### [Given records]
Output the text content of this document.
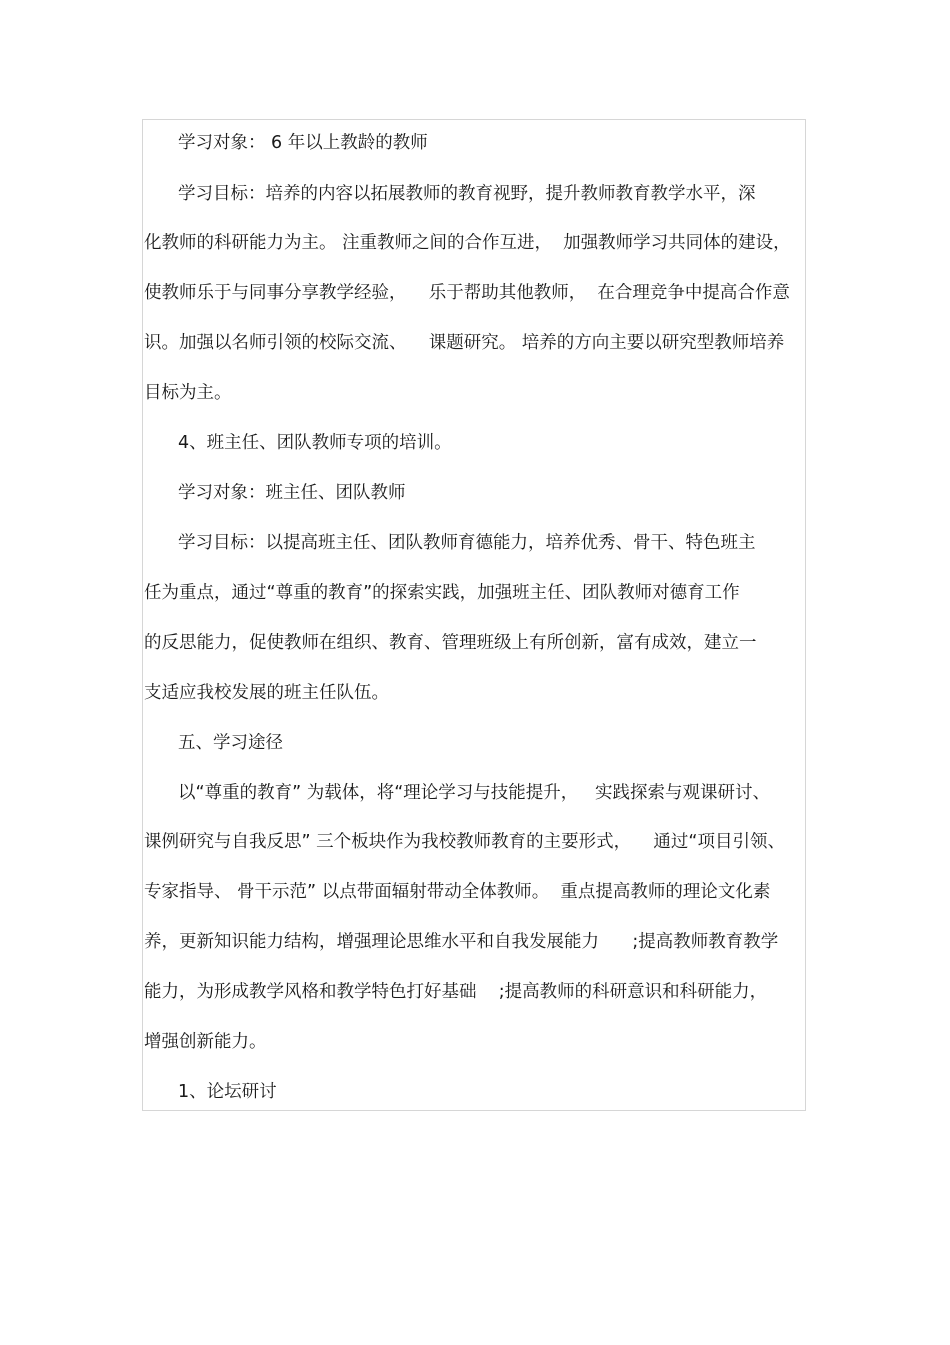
学习对象： 6 年以上教龄的教师
学习目标：培养的内容以拓展教师的教育视野，提升教师教育教学水平，深
化教师的科研能力为主。 注重教师之间的合作互进，  加强教师学习共同体的建设，
使教师乐于与同事分享教学经验，    乐于帮助其他教师，  在合理竞争中提高合作意
识。加强以名师引领的校际交流、    课题研究。 培养的方向主要以研究型教师培养
目标为主。
4、班主任、团队教师专项的培训。
学习对象：班主任、团队教师
学习目标：以提高班主任、团队教师育德能力，培养优秀、骨干、特色班主
任为重点，通过“尊重的教育”的探索实践，加强班主任、团队教师对德育工作
的反思能力，促使教师在组织、教育、管理班级上有所创新，富有成效，建立一
支适应我校发展的班主任队伍。
五、学习途径
以“尊重的教育” 为载体，将“理论学习与技能提升，   实践探索与观课研讨、
课例研究与自我反思” 三个板块作为我校教师教育的主要形式，    通过“项目引领、
专家指导、 骨干示范” 以点带面辐射带动全体教师。  重点提高教师的理论文化素
养，更新知识能力结构，增强理论思维水平和自我发展能力      ;提高教师教育教学
能力，为形成教学风格和教学特色打好基础    ;提高教师的科研意识和科研能力，
增强创新能力。
1、论坛研讨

### [The task]
Set every line down exactly as written, leaving each picture out.

### [Exercise solution]
Output the text content of this document.
学习对象： 6 年以上教龄的教师
学习目标：培养的内容以拓展教师的教育视野，提升教师教育教学水平，深
化教师的科研能力为主。 注重教师之间的合作互进，  加强教师学习共同体的建设，
使教师乐于与同事分享教学经验，    乐于帮助其他教师，  在合理竞争中提高合作意
识。加强以名师引领的校际交流、    课题研究。 培养的方向主要以研究型教师培养
目标为主。
4、班主任、团队教师专项的培训。
学习对象：班主任、团队教师
学习目标：以提高班主任、团队教师育德能力，培养优秀、骨干、特色班主
任为重点，通过“尊重的教育”的探索实践，加强班主任、团队教师对德育工作
的反思能力，促使教师在组织、教育、管理班级上有所创新，富有成效，建立一
支适应我校发展的班主任队伍。
五、学习途径
以“尊重的教育” 为载体，将“理论学习与技能提升，   实践探索与观课研讨、
课例研究与自我反思” 三个板块作为我校教师教育的主要形式，    通过“项目引领、
专家指导、 骨干示范” 以点带面辐射带动全体教师。  重点提高教师的理论文化素
养，更新知识能力结构，增强理论思维水平和自我发展能力      ;提高教师教育教学
能力，为形成教学风格和教学特色打好基础    ;提高教师的科研意识和科研能力，
增强创新能力。
1、论坛研讨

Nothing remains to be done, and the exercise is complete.